## [Problem details]
Look through the records below and collect all lines that hold the string "Odontogram".

## [Records to use]
--- --- ---

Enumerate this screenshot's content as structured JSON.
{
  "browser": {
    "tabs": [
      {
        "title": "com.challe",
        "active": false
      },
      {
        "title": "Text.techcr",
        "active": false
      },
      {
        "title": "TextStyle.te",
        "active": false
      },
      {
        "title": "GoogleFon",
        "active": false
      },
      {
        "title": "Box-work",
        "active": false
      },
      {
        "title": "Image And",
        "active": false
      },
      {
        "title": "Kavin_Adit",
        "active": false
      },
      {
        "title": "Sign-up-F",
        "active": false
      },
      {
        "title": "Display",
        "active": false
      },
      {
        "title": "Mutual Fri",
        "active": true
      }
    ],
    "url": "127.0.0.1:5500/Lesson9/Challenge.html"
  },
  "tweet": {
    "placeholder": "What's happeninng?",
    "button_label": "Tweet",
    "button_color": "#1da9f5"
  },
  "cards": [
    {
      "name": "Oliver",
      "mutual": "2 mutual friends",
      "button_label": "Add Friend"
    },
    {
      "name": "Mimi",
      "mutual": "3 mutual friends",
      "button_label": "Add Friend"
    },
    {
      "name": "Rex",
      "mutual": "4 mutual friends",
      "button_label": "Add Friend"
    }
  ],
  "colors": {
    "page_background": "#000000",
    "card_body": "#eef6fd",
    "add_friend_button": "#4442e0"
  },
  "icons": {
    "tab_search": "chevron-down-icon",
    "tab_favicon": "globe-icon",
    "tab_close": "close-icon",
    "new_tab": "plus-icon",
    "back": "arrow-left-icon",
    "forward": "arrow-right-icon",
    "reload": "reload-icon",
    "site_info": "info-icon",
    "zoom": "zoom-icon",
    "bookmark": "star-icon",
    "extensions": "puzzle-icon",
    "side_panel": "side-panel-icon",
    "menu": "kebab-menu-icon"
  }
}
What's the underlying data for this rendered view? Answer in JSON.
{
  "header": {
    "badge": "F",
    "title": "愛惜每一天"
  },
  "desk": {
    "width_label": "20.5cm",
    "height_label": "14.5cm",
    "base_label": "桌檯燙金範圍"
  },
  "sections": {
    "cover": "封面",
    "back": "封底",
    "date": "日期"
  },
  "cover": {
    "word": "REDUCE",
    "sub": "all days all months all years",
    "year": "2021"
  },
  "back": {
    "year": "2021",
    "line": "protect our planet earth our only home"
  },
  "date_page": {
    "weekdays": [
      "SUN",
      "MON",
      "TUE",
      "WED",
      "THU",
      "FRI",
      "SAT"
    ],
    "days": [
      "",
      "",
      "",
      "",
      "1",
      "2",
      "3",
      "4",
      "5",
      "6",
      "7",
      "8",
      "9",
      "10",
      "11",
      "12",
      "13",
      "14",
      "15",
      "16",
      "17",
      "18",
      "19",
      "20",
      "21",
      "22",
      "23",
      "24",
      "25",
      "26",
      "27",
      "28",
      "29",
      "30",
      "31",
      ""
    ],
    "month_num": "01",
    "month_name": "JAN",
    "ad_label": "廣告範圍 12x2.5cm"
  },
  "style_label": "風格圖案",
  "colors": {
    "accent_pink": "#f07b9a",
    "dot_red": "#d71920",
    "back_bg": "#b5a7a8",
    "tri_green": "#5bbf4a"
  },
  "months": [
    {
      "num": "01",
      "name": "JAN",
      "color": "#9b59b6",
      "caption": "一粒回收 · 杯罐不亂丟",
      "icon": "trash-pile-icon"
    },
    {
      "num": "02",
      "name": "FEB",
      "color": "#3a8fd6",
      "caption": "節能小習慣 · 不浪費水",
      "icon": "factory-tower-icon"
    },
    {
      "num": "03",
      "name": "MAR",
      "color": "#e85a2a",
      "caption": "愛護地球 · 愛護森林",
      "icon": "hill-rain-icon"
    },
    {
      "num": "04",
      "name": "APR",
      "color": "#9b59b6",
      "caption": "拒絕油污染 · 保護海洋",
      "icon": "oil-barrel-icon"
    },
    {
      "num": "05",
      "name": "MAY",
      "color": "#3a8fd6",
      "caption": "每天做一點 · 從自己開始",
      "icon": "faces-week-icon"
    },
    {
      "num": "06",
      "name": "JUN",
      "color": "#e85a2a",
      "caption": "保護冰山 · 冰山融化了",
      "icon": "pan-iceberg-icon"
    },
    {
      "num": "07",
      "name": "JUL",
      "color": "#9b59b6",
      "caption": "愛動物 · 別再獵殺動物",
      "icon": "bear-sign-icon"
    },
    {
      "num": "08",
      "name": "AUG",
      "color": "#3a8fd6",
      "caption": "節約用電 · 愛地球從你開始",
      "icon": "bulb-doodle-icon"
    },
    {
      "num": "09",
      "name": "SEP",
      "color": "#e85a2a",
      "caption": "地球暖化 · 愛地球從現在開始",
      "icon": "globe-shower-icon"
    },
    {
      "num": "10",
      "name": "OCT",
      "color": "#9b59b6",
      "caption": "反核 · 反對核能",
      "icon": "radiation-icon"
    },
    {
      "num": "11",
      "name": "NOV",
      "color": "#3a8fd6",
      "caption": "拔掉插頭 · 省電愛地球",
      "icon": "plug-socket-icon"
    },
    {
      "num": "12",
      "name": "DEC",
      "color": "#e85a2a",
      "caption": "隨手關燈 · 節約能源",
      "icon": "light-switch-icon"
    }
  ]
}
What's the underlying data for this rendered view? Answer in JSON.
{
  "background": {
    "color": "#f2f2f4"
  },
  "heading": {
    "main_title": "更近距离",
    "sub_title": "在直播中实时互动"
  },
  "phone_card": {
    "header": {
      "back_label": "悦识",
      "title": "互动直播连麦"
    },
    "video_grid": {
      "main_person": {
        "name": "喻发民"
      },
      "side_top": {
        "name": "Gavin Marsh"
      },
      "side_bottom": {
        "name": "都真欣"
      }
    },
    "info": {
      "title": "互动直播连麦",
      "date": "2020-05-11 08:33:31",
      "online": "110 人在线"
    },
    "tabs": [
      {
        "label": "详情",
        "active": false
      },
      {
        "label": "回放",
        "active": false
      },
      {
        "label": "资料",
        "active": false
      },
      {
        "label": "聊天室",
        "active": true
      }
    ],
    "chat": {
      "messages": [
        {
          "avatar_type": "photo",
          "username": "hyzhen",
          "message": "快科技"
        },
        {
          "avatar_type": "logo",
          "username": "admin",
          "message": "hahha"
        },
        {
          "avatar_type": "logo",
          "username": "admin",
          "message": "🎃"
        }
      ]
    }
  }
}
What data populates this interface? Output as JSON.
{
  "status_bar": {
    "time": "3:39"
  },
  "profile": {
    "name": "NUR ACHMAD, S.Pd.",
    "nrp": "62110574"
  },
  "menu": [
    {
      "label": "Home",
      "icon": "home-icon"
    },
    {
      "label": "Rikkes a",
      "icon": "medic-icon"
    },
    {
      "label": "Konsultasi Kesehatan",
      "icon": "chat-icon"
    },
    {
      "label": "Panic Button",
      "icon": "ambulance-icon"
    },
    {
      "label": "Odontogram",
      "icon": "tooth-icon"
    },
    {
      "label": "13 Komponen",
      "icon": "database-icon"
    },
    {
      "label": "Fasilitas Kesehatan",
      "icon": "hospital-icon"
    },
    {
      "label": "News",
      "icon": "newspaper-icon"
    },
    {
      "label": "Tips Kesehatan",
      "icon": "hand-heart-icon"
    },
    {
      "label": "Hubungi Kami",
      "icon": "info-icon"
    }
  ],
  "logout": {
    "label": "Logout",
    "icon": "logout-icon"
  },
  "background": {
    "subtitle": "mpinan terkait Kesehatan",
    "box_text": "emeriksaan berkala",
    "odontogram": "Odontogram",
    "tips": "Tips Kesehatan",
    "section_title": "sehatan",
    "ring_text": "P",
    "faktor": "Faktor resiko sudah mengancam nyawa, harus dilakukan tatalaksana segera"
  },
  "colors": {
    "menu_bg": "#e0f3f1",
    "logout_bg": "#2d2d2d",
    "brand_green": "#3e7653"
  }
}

--- --- ---

## [Full output]
      "label": "Odontogram",
    "odontogram": "Odontogram",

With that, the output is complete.